§ **EXERCISE PROMPT**
Output verbatim the lines of the data from the first line through the line containing "section-title: Leistungen Oben", both included.

********************

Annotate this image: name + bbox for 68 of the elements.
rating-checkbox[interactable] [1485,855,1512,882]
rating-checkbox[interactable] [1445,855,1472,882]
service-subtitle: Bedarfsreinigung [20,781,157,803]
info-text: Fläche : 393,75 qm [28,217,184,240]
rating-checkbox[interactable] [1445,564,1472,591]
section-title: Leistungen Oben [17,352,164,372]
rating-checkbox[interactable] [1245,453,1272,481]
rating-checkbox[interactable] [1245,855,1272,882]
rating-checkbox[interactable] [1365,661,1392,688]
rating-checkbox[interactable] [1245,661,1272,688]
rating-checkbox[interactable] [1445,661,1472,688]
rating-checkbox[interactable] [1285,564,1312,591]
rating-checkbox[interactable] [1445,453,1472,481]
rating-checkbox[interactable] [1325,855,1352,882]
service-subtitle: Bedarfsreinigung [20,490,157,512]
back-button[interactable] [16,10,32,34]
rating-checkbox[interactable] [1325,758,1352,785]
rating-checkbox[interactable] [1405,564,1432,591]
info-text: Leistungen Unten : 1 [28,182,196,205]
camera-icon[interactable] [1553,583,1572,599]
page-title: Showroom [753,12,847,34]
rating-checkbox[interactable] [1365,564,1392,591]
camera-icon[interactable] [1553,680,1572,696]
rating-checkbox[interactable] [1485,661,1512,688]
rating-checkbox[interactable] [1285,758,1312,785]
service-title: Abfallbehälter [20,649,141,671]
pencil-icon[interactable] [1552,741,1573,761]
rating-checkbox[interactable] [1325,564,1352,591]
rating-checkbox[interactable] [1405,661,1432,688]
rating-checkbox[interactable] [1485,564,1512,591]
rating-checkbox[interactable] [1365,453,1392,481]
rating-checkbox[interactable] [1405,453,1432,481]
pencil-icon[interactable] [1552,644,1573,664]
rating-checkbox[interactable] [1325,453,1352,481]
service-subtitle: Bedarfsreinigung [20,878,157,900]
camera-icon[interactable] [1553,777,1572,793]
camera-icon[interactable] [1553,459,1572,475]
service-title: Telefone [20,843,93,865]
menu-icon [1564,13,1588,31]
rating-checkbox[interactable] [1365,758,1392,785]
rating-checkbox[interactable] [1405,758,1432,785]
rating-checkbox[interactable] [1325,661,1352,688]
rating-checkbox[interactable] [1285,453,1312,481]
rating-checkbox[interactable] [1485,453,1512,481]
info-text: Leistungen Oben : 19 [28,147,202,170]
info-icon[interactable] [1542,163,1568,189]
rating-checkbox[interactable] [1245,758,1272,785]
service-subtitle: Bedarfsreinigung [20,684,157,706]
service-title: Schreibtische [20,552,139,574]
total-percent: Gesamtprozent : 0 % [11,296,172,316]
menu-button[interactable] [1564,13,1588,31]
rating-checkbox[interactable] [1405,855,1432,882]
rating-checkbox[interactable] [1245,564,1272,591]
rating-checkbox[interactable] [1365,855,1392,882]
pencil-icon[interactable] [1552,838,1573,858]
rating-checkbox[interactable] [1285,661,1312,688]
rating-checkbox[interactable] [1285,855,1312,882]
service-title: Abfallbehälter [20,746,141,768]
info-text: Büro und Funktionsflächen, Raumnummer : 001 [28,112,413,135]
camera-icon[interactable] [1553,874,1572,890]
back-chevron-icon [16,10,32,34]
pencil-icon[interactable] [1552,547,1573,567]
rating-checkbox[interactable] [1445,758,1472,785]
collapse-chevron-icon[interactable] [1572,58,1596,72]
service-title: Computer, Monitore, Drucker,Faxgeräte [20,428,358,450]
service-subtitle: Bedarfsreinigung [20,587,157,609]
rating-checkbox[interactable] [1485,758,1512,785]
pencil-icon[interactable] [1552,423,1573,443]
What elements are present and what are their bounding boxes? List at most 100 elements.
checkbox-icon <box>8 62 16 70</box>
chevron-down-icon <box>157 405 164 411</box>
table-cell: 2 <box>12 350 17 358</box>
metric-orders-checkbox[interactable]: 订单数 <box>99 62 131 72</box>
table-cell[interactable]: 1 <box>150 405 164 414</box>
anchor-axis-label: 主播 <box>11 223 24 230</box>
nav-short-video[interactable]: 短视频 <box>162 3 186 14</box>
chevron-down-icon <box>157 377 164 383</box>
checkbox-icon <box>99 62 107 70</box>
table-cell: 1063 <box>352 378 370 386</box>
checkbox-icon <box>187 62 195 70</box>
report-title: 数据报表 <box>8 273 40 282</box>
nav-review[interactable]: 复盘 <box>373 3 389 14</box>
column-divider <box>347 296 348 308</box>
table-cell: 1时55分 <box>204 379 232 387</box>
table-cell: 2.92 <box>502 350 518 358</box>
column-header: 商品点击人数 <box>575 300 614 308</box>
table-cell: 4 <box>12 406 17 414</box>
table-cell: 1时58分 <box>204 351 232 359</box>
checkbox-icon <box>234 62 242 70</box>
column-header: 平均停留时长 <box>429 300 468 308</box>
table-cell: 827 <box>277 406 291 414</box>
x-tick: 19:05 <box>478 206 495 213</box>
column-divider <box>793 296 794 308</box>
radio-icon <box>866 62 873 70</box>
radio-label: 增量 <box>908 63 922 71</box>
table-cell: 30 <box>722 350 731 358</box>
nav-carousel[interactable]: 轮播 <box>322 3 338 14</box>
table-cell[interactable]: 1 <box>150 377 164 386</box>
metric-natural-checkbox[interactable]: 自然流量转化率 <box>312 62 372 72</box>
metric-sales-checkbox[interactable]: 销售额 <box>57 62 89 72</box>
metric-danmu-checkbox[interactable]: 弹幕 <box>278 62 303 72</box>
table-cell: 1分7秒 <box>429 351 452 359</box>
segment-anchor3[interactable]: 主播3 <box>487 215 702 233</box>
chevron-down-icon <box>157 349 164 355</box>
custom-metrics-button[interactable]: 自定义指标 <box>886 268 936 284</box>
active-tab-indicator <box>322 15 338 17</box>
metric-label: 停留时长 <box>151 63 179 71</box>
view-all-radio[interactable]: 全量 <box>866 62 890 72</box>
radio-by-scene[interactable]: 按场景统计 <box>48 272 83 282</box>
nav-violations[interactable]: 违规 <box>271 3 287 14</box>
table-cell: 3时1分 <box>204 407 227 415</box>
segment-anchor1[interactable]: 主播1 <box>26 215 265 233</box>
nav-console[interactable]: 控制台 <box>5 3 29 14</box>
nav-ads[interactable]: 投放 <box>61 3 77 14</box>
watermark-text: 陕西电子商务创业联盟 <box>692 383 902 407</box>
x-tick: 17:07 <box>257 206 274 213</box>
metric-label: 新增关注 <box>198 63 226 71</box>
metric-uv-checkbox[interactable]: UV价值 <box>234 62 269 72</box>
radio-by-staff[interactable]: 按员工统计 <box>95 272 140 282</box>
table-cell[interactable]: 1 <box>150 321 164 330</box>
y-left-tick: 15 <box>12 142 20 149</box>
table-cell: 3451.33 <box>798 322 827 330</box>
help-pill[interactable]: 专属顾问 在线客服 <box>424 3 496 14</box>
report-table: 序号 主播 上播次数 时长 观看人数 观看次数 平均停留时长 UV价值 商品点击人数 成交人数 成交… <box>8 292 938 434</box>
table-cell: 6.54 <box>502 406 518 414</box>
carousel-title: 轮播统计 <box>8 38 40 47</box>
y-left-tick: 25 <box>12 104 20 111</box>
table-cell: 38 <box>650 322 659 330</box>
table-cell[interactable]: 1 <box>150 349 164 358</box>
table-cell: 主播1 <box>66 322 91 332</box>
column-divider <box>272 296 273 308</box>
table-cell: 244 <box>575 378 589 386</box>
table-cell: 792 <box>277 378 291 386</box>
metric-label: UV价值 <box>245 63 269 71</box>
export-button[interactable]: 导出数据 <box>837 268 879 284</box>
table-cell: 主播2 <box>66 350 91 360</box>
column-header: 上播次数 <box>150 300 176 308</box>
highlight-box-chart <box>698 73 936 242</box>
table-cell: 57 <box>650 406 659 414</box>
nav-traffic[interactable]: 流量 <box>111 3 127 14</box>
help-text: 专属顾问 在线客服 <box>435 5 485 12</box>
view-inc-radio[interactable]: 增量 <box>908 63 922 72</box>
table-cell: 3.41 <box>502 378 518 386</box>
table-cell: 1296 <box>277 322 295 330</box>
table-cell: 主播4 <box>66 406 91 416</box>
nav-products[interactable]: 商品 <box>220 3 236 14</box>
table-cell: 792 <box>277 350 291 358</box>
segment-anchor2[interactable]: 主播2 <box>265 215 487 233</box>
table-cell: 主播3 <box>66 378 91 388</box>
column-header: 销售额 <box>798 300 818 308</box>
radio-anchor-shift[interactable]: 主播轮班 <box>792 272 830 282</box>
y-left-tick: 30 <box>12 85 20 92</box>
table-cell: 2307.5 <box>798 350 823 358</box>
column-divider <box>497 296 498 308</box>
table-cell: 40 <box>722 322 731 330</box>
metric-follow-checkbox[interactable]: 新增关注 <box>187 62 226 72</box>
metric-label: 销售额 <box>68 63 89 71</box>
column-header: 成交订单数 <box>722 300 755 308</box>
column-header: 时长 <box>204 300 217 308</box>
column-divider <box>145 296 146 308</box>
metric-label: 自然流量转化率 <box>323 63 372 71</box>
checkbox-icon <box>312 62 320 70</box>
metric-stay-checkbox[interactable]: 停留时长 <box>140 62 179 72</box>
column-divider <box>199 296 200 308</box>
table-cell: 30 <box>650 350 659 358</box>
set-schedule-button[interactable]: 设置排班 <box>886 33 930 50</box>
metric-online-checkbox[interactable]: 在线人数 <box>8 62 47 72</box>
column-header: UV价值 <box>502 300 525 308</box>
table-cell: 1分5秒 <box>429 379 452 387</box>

********************

§ **WRITTEN SOLUTION**
Annotate this image: name + bbox for 68 of the elements.
rating-checkbox[interactable] [1485,855,1512,882]
rating-checkbox[interactable] [1445,855,1472,882]
service-subtitle: Bedarfsreinigung [20,781,157,803]
info-text: Fläche : 393,75 qm [28,217,184,240]
rating-checkbox[interactable] [1445,564,1472,591]
section-title: Leistungen Oben [17,352,164,372]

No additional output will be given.